| Task statement |
In the following material, identify every line holding the string "version" and return it.

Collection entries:
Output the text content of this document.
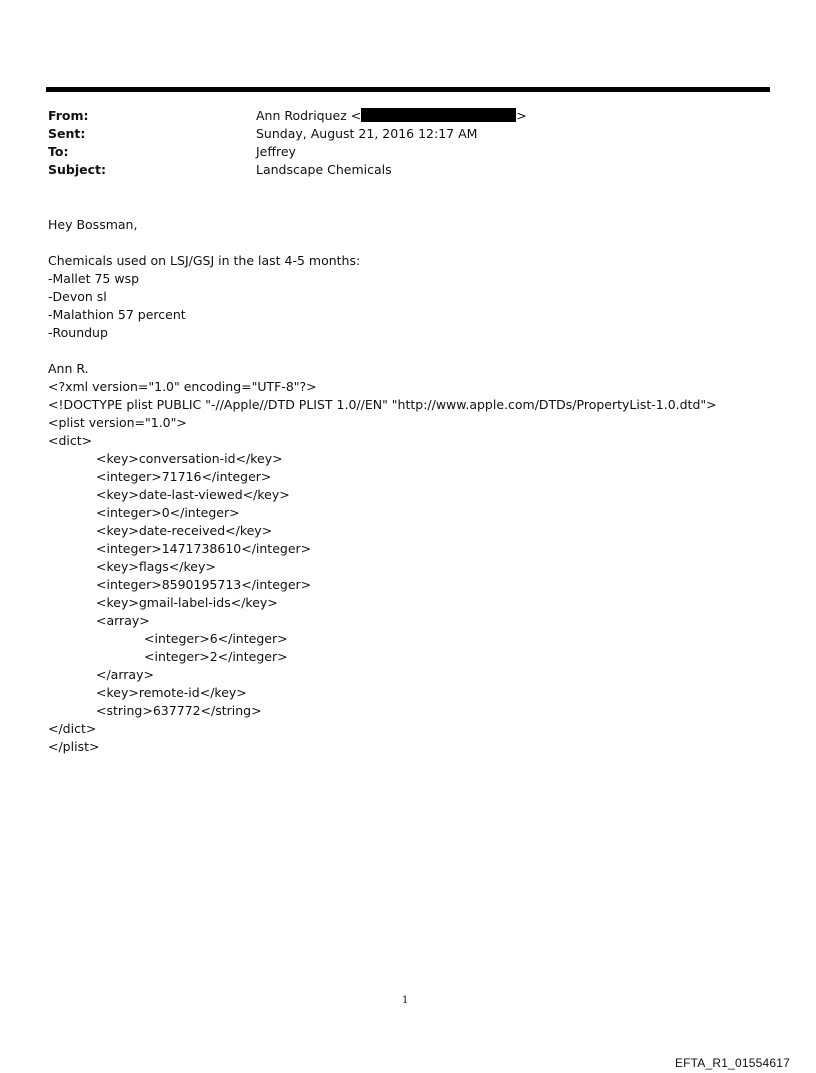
From:	Ann Rodriquez <	>
Sent:	Sunday, August 21, 2016 12:17 AM
To:	Jeffrey
Subject:	Landscape Chemicals
Hey Bossman,
Chemicals used on LSJ/GSJ in the last 4-5 months:
-Mallet 75 wsp
-Devon sl
-Malathion 57 percent
-Roundup
Ann R.
<?xml version="1.0" encoding="UTF-8"?>
<!DOCTYPE plist PUBLIC "-//Apple//DTD PLIST 1.0//EN" "http://www.apple.com/DTDs/PropertyList-1.0.dtd">
<plist version="1.0">
<dict>
<key>conversation-id</key>
<integer>71716</integer>
<key>date-last-viewed</key>
<integer>0</integer>
<key>date-received</key>
<integer>1471738610</integer>
<key>flags</key>
<integer>8590195713</integer>
<key>gmail-label-ids</key>
<array>
<integer>6</integer>
<integer>2</integer>
</array>
<key>remote-id</key>
<string>637772</string>
</dict>
</plist>
1
EFTA_R1_01554617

| Output for this task |
<?xml version="1.0" encoding="UTF-8"?>
<plist version="1.0">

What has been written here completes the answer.